## Exercise goal
Output the data below in full, byte for byte. Nothing may differ.

****************

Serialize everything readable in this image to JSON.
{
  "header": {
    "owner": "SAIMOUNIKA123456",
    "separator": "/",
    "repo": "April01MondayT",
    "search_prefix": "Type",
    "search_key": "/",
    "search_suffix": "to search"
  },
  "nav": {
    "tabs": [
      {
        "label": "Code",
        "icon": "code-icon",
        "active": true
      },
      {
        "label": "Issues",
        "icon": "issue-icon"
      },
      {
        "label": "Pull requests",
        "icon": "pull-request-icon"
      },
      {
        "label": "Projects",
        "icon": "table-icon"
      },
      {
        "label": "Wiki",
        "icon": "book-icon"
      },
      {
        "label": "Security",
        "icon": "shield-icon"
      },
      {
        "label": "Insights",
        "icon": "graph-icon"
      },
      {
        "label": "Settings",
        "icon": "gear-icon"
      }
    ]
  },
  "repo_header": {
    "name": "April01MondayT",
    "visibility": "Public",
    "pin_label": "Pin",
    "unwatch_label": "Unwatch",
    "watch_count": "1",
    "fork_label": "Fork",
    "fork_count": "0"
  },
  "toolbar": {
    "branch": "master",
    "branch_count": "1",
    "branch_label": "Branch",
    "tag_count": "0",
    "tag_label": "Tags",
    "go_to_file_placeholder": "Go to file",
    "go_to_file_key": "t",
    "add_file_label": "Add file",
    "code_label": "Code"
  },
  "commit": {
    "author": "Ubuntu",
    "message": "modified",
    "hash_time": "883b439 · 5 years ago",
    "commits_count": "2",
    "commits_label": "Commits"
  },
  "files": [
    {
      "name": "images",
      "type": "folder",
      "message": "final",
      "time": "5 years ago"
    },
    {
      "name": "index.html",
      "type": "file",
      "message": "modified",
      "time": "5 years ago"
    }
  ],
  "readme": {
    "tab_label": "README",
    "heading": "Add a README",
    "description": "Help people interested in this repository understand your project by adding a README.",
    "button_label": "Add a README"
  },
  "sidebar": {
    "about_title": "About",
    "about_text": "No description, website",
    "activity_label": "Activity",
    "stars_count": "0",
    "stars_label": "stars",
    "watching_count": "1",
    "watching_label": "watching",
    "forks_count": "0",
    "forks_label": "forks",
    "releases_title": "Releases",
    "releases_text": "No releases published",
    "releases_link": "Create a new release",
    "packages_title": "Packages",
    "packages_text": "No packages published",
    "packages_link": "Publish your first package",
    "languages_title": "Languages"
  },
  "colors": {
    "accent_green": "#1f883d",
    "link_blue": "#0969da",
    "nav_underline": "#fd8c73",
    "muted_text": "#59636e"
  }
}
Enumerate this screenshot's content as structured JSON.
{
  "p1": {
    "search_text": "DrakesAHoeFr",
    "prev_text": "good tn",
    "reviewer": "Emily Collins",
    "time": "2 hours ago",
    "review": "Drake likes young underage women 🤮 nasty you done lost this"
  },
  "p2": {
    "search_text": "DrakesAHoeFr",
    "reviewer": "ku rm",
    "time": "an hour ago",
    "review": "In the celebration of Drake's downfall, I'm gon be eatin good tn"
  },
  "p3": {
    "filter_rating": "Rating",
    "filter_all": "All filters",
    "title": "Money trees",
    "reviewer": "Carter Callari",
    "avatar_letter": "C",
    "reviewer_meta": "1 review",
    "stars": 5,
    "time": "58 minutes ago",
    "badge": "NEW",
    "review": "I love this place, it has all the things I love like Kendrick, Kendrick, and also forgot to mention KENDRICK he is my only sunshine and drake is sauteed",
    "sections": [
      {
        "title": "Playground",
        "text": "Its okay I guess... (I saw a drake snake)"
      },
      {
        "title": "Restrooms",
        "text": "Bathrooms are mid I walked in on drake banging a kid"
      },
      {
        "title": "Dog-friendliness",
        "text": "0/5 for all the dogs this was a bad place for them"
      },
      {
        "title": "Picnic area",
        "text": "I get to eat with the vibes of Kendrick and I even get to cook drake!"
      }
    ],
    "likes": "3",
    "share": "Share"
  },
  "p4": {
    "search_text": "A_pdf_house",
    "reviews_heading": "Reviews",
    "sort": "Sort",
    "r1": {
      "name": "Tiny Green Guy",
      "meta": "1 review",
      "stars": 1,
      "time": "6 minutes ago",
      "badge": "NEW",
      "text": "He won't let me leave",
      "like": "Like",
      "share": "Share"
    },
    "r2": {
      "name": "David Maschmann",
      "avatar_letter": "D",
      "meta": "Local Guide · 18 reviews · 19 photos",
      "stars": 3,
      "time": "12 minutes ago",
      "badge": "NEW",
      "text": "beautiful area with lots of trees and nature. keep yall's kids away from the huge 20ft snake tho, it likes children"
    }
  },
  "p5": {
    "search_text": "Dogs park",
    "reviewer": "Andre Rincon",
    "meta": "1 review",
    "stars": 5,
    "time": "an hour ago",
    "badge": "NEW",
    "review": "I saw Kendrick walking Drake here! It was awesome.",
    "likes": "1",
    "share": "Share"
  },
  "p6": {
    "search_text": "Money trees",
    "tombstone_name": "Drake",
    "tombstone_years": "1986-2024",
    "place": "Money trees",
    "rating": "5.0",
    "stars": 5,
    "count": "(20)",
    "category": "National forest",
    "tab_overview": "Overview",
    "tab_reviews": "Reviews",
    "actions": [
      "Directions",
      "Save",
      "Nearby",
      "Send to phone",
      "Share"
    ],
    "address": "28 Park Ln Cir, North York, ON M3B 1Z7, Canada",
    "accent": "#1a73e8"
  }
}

****************

## Response for this exercise
Serialize everything readable in this image to JSON.
{
  "header": {
    "owner": "SAIMOUNIKA123456",
    "separator": "/",
    "repo": "April01MondayT",
    "search_prefix": "Type",
    "search_key": "/",
    "search_suffix": "to search"
  },
  "nav": {
    "tabs": [
      {
        "label": "Code",
        "icon": "code-icon",
        "active": true
      },
      {
        "label": "Issues",
        "icon": "issue-icon"
      },
      {
        "label": "Pull requests",
        "icon": "pull-request-icon"
      },
      {
        "label": "Projects",
        "icon": "table-icon"
      },
      {
        "label": "Wiki",
        "icon": "book-icon"
      },
      {
        "label": "Security",
        "icon": "shield-icon"
      },
      {
        "label": "Insights",
        "icon": "graph-icon"
      },
      {
        "label": "Settings",
        "icon": "gear-icon"
      }
    ]
  },
  "repo_header": {
    "name": "April01MondayT",
    "visibility": "Public",
    "pin_label": "Pin",
    "unwatch_label": "Unwatch",
    "watch_count": "1",
    "fork_label": "Fork",
    "fork_count": "0"
  },
  "toolbar": {
    "branch": "master",
    "branch_count": "1",
    "branch_label": "Branch",
    "tag_count": "0",
    "tag_label": "Tags",
    "go_to_file_placeholder": "Go to file",
    "go_to_file_key": "t",
    "add_file_label": "Add file",
    "code_label": "Code"
  },
  "commit": {
    "author": "Ubuntu",
    "message": "modified",
    "hash_time": "883b439 · 5 years ago",
    "commits_count": "2",
    "commits_label": "Commits"
  },
  "files": [
    {
      "name": "images",
      "type": "folder",
      "message": "final",
      "time": "5 years ago"
    },
    {
      "name": "index.html",
      "type": "file",
      "message": "modified",
      "time": "5 years ago"
    }
  ],
  "readme": {
    "tab_label": "README",
    "heading": "Add a README",
    "description": "Help people interested in this repository understand your project by adding a README.",
    "button_label": "Add a README"
  },
  "sidebar": {
    "about_title": "About",
    "about_text": "No description, website",
    "activity_label": "Activity",
    "stars_count": "0",
    "stars_label": "stars",
    "watching_count": "1",
    "watching_label": "watching",
    "forks_count": "0",
    "forks_label": "forks",
    "releases_title": "Releases",
    "releases_text": "No releases published",
    "releases_link": "Create a new release",
    "packages_title": "Packages",
    "packages_text": "No packages published",
    "packages_link": "Publish your first package",
    "languages_title": "Languages"
  },
  "colors": {
    "accent_green": "#1f883d",
    "link_blue": "#0969da",
    "nav_underline": "#fd8c73",
    "muted_text": "#59636e"
  }
}
Enumerate this screenshot's content as structured JSON.
{
  "p1": {
    "search_text": "DrakesAHoeFr",
    "prev_text": "good tn",
    "reviewer": "Emily Collins",
    "time": "2 hours ago",
    "review": "Drake likes young underage women 🤮 nasty you done lost this"
  },
  "p2": {
    "search_text": "DrakesAHoeFr",
    "reviewer": "ku rm",
    "time": "an hour ago",
    "review": "In the celebration of Drake's downfall, I'm gon be eatin good tn"
  },
  "p3": {
    "filter_rating": "Rating",
    "filter_all": "All filters",
    "title": "Money trees",
    "reviewer": "Carter Callari",
    "avatar_letter": "C",
    "reviewer_meta": "1 review",
    "stars": 5,
    "time": "58 minutes ago",
    "badge": "NEW",
    "review": "I love this place, it has all the things I love like Kendrick, Kendrick, and also forgot to mention KENDRICK he is my only sunshine and drake is sauteed",
    "sections": [
      {
        "title": "Playground",
        "text": "Its okay I guess... (I saw a drake snake)"
      },
      {
        "title": "Restrooms",
        "text": "Bathrooms are mid I walked in on drake banging a kid"
      },
      {
        "title": "Dog-friendliness",
        "text": "0/5 for all the dogs this was a bad place for them"
      },
      {
        "title": "Picnic area",
        "text": "I get to eat with the vibes of Kendrick and I even get to cook drake!"
      }
    ],
    "likes": "3",
    "share": "Share"
  },
  "p4": {
    "search_text": "A_pdf_house",
    "reviews_heading": "Reviews",
    "sort": "Sort",
    "r1": {
      "name": "Tiny Green Guy",
      "meta": "1 review",
      "stars": 1,
      "time": "6 minutes ago",
      "badge": "NEW",
      "text": "He won't let me leave",
      "like": "Like",
      "share": "Share"
    },
    "r2": {
      "name": "David Maschmann",
      "avatar_letter": "D",
      "meta": "Local Guide · 18 reviews · 19 photos",
      "stars": 3,
      "time": "12 minutes ago",
      "badge": "NEW",
      "text": "beautiful area with lots of trees and nature. keep yall's kids away from the huge 20ft snake tho, it likes children"
    }
  },
  "p5": {
    "search_text": "Dogs park",
    "reviewer": "Andre Rincon",
    "meta": "1 review",
    "stars": 5,
    "time": "an hour ago",
    "badge": "NEW",
    "review": "I saw Kendrick walking Drake here! It was awesome.",
    "likes": "1",
    "share": "Share"
  },
  "p6": {
    "search_text": "Money trees",
    "tombstone_name": "Drake",
    "tombstone_years": "1986-2024",
    "place": "Money trees",
    "rating": "5.0",
    "stars": 5,
    "count": "(20)",
    "category": "National forest",
    "tab_overview": "Overview",
    "tab_reviews": "Reviews",
    "actions": [
      "Directions",
      "Save",
      "Nearby",
      "Send to phone",
      "Share"
    ],
    "address": "28 Park Ln Cir, North York, ON M3B 1Z7, Canada",
    "accent": "#1a73e8"
  }
}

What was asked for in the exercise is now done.